» Job
Reproduce each line that includes the word "tendency".

(Recorded data)
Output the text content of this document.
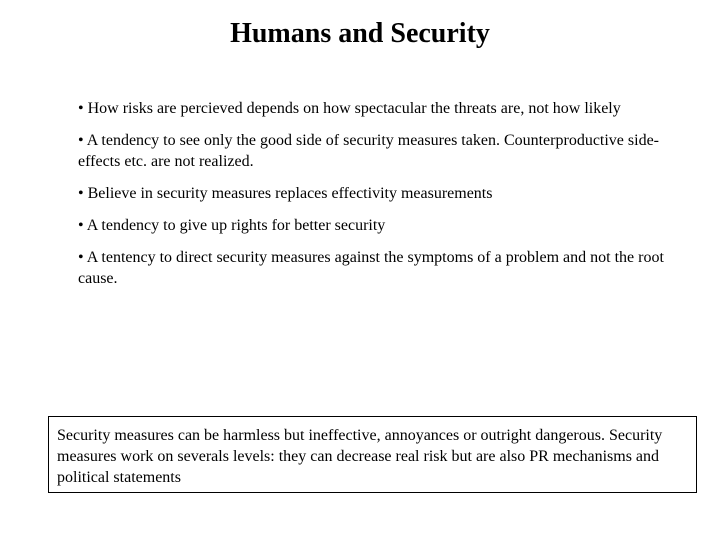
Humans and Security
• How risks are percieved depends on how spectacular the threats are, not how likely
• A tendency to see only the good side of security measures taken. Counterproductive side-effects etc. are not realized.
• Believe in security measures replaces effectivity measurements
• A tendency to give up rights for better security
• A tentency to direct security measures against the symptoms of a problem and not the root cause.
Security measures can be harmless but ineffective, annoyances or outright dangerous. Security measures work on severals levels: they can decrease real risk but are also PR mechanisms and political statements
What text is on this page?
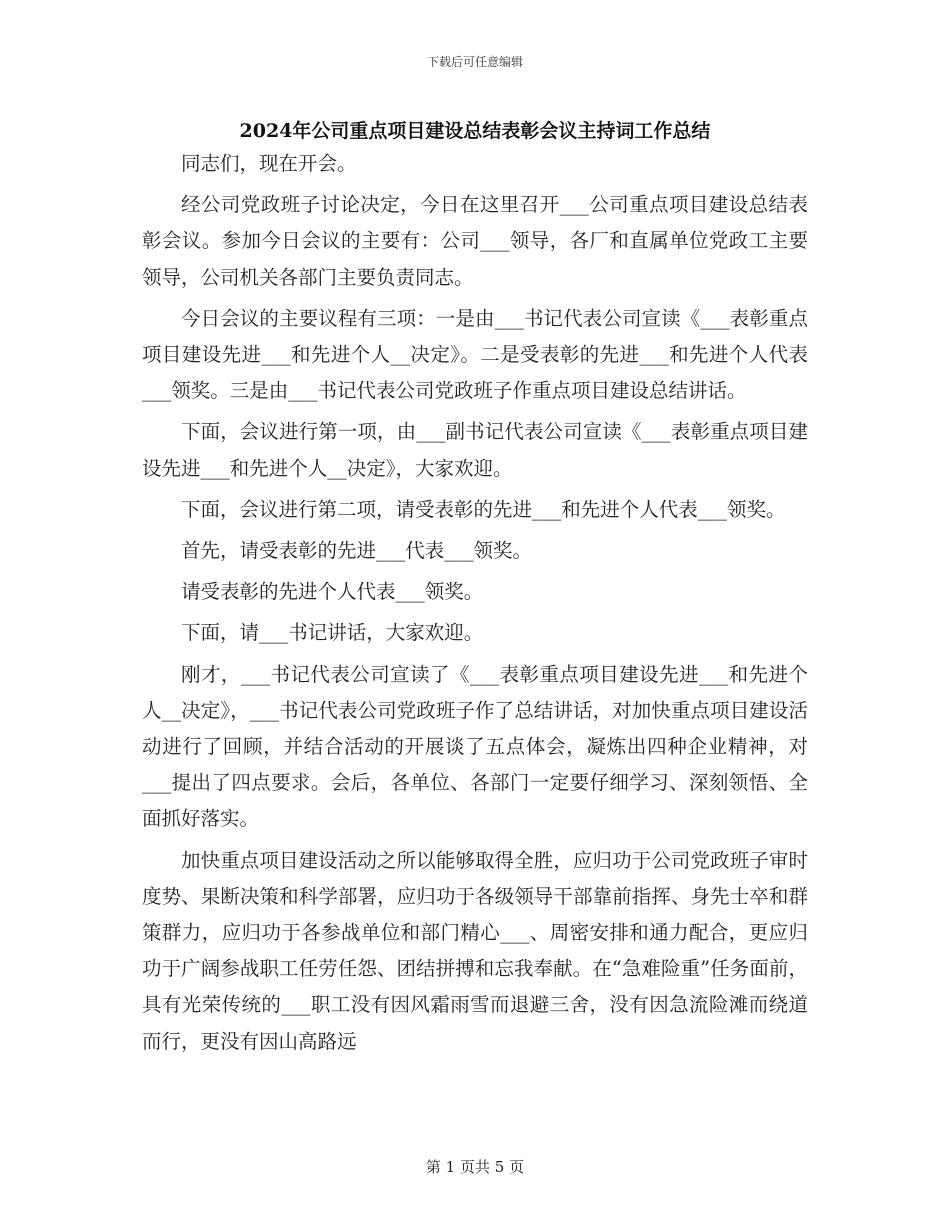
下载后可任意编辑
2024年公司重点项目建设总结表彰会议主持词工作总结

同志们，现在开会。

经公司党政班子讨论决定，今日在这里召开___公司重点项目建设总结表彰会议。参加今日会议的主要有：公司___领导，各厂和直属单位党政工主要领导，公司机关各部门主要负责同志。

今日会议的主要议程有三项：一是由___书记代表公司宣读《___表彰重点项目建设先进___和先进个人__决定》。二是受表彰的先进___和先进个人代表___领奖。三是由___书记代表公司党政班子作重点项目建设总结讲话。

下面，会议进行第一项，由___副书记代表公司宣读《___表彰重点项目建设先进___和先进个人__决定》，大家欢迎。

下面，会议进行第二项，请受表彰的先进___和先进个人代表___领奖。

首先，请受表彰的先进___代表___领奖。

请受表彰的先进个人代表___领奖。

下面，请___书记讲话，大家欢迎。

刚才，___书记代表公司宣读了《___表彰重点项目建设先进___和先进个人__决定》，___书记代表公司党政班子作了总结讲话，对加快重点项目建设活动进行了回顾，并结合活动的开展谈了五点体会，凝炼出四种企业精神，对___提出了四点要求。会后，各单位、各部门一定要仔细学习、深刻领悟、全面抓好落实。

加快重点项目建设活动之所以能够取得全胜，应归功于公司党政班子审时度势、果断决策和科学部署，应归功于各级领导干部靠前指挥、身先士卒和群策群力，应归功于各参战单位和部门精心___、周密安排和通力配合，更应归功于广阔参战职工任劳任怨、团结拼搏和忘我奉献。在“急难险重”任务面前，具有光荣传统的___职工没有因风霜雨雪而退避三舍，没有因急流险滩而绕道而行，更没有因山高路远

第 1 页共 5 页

--

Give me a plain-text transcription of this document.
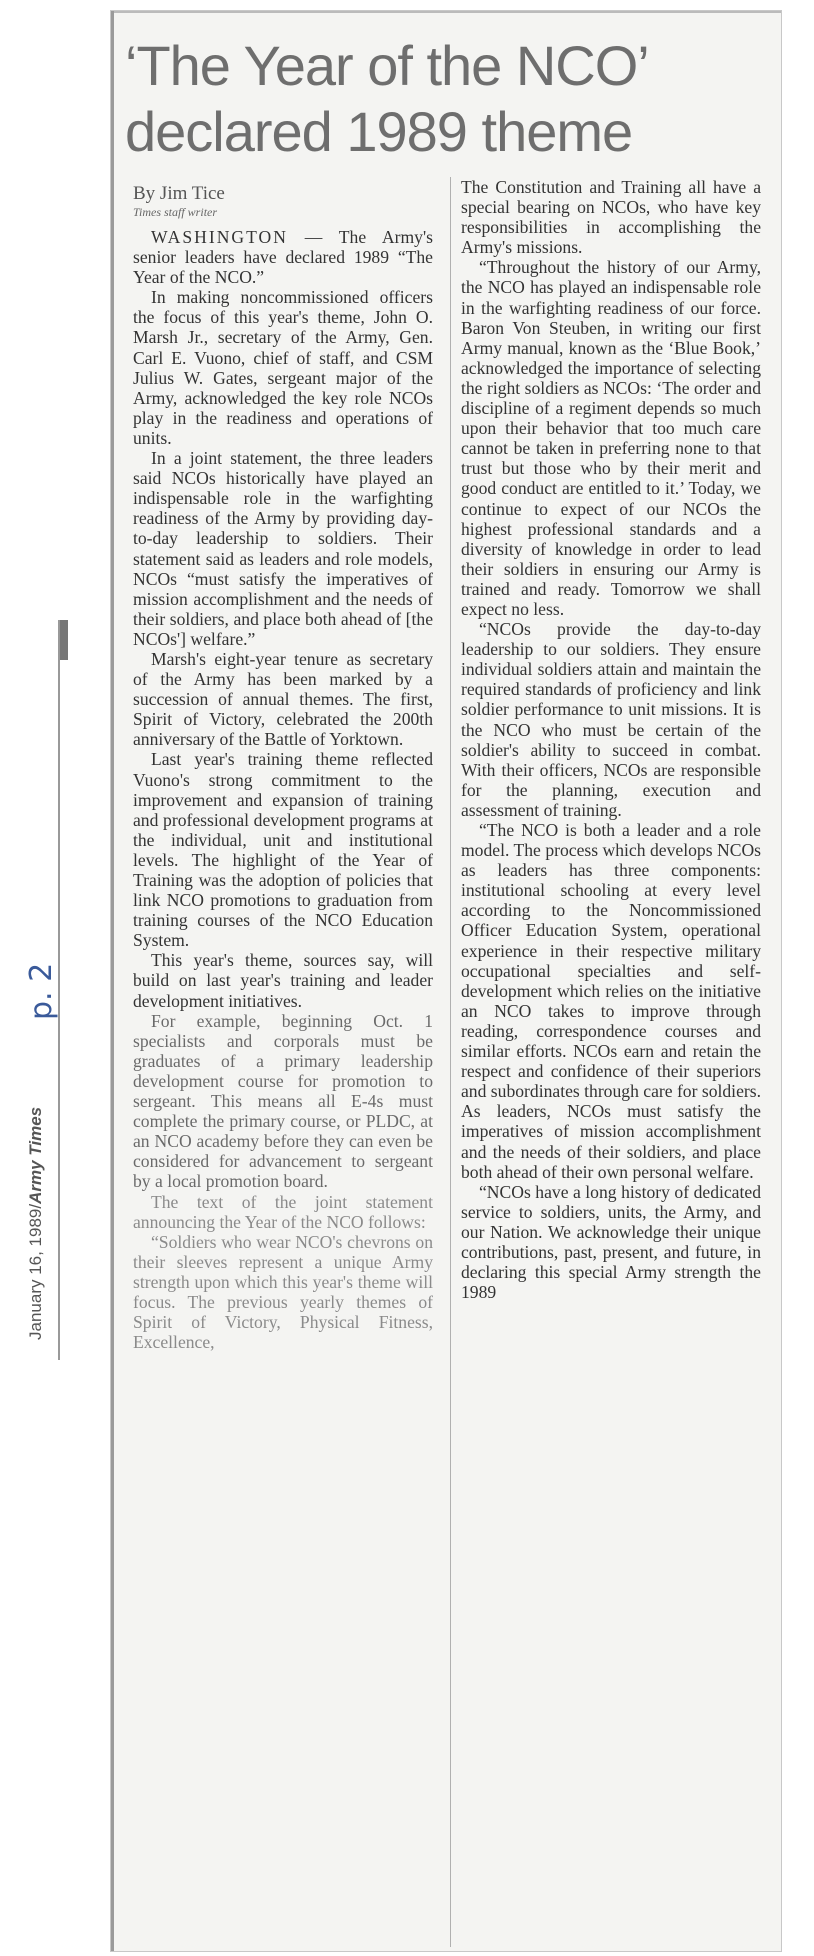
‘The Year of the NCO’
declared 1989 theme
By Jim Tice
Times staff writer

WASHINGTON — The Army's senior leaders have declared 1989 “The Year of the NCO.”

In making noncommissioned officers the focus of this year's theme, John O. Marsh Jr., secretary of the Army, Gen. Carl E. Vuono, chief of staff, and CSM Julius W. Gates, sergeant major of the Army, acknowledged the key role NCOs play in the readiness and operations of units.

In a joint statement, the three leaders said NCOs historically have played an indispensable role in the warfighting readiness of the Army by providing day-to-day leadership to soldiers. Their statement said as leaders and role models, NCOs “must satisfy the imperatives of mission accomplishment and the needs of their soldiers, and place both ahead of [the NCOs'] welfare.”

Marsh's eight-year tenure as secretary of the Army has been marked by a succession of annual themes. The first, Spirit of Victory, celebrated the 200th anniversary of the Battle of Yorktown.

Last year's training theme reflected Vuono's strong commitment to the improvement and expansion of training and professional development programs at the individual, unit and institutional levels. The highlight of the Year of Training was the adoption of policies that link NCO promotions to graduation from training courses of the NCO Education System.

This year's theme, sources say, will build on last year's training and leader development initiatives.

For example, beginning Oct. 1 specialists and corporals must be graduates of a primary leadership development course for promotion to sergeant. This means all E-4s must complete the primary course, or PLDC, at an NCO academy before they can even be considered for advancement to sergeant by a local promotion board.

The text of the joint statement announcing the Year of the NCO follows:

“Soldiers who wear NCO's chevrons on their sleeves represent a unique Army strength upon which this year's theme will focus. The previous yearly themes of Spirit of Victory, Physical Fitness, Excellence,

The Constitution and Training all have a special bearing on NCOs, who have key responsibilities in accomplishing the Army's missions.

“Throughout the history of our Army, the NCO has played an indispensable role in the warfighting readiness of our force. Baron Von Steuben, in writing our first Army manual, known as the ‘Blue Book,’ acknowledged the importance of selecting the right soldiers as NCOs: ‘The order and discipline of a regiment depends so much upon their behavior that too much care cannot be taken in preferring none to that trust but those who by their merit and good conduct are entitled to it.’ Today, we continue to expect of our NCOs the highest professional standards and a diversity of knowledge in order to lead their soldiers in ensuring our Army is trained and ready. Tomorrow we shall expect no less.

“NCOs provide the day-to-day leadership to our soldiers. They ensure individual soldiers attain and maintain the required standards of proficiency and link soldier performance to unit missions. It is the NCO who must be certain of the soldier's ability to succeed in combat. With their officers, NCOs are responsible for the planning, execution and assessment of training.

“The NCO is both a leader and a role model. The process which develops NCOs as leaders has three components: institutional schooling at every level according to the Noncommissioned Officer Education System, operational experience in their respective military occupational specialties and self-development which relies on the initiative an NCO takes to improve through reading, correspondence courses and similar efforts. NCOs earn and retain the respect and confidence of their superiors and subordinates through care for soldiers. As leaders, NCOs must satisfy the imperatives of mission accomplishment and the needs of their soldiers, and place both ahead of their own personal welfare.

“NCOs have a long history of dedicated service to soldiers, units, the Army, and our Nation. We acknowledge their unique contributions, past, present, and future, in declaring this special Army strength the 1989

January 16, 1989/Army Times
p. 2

--

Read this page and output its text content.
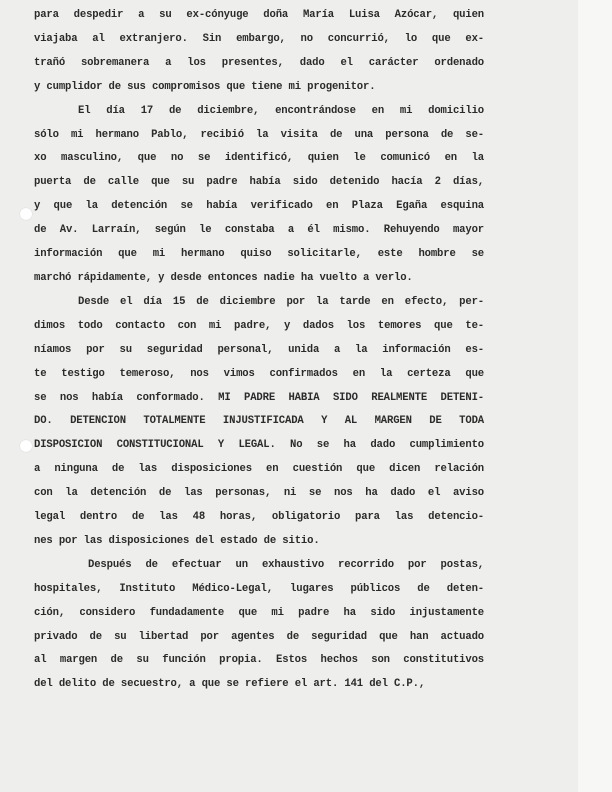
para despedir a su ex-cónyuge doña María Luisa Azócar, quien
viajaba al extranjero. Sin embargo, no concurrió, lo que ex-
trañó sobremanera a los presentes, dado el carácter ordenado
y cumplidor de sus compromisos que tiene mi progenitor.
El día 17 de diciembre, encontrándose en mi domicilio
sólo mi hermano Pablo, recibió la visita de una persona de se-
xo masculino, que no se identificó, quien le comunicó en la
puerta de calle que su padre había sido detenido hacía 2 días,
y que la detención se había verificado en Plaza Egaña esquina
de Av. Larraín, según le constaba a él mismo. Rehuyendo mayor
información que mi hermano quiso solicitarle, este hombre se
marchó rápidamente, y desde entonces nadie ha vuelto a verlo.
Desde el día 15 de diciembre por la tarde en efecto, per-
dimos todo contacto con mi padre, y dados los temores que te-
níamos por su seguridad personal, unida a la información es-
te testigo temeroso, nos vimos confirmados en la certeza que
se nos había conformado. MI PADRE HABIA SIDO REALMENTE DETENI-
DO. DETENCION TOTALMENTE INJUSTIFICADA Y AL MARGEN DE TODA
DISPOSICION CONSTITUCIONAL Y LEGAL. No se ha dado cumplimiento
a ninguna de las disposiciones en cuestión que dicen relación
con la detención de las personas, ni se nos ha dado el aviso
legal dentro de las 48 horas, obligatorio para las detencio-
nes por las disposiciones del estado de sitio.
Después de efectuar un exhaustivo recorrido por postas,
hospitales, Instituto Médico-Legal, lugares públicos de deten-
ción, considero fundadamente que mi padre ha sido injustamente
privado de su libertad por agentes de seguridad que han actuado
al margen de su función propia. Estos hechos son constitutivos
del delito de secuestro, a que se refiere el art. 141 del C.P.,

» Correct answer
• A tendency to see only the good side of security measures taken. Counterproductive side-effects etc. are not realized.
• A tendency to give up rights for better security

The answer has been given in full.